▸ Supplied material

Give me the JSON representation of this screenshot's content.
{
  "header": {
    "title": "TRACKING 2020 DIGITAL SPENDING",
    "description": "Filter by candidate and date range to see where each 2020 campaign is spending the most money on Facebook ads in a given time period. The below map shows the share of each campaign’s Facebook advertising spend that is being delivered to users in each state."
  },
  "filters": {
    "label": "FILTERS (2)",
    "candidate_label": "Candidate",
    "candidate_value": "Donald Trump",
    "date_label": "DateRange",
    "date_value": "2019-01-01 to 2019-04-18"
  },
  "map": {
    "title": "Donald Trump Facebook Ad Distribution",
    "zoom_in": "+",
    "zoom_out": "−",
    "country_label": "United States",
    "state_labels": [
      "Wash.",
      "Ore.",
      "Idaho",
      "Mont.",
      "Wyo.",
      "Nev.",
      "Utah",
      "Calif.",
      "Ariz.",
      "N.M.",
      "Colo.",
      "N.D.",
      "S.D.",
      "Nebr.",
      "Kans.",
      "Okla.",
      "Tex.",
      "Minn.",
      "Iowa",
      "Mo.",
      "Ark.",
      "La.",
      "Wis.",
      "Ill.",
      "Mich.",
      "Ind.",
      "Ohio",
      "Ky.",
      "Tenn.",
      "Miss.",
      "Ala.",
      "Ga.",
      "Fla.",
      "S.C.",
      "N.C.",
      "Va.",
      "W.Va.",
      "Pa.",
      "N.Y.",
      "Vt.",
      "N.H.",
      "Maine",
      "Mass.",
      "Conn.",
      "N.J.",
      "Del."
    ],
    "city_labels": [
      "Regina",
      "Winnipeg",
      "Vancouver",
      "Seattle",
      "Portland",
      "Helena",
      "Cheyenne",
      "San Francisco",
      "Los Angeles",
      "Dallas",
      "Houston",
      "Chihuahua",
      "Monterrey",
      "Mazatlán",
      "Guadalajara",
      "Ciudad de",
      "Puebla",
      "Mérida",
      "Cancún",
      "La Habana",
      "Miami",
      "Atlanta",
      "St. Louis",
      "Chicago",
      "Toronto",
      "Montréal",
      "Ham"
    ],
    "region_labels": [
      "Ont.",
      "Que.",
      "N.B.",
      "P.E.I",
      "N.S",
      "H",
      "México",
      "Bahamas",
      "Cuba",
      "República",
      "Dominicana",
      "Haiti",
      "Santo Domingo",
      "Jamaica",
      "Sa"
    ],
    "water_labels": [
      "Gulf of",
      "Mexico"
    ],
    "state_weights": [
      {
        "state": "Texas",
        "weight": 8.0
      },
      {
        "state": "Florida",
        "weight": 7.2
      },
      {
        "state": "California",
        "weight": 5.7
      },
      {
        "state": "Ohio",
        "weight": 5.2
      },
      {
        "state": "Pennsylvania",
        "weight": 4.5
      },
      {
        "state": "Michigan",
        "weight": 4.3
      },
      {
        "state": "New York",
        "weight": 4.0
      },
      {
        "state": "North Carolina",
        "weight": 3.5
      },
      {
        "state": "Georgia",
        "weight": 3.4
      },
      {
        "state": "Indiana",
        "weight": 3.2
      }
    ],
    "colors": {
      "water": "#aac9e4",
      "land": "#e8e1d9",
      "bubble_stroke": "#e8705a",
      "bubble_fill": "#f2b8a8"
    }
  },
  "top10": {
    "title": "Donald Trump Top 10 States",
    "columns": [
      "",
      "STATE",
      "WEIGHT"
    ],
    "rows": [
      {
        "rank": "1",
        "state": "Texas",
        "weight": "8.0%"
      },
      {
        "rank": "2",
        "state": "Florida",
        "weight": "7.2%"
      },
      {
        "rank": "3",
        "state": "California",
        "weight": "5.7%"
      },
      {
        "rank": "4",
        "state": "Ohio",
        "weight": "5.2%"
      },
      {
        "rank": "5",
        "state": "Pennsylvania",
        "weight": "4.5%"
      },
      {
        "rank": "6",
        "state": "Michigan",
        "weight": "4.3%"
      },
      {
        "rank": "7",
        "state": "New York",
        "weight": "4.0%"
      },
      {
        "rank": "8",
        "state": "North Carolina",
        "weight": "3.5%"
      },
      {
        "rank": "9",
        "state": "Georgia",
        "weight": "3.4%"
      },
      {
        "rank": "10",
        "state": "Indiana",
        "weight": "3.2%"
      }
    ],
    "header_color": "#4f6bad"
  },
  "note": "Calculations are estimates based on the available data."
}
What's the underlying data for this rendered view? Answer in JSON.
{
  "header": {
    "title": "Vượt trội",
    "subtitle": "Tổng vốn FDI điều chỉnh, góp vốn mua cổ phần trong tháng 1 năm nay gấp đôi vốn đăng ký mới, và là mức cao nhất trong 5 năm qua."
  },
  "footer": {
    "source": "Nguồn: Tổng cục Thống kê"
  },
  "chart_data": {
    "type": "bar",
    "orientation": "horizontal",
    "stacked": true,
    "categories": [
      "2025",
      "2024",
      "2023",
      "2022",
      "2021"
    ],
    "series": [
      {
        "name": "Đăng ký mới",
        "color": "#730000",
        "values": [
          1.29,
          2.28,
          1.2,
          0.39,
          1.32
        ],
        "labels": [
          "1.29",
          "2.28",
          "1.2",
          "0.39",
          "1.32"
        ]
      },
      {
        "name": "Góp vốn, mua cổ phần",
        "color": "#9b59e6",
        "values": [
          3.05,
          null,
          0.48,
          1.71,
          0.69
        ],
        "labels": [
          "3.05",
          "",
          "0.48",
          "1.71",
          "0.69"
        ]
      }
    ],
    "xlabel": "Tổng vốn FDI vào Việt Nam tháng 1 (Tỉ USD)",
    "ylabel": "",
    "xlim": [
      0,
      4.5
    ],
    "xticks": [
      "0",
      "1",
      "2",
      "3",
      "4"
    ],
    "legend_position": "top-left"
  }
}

▸ Task directions
Only a number is wanted: how many lines above include "phần"?

▸ Task answer
2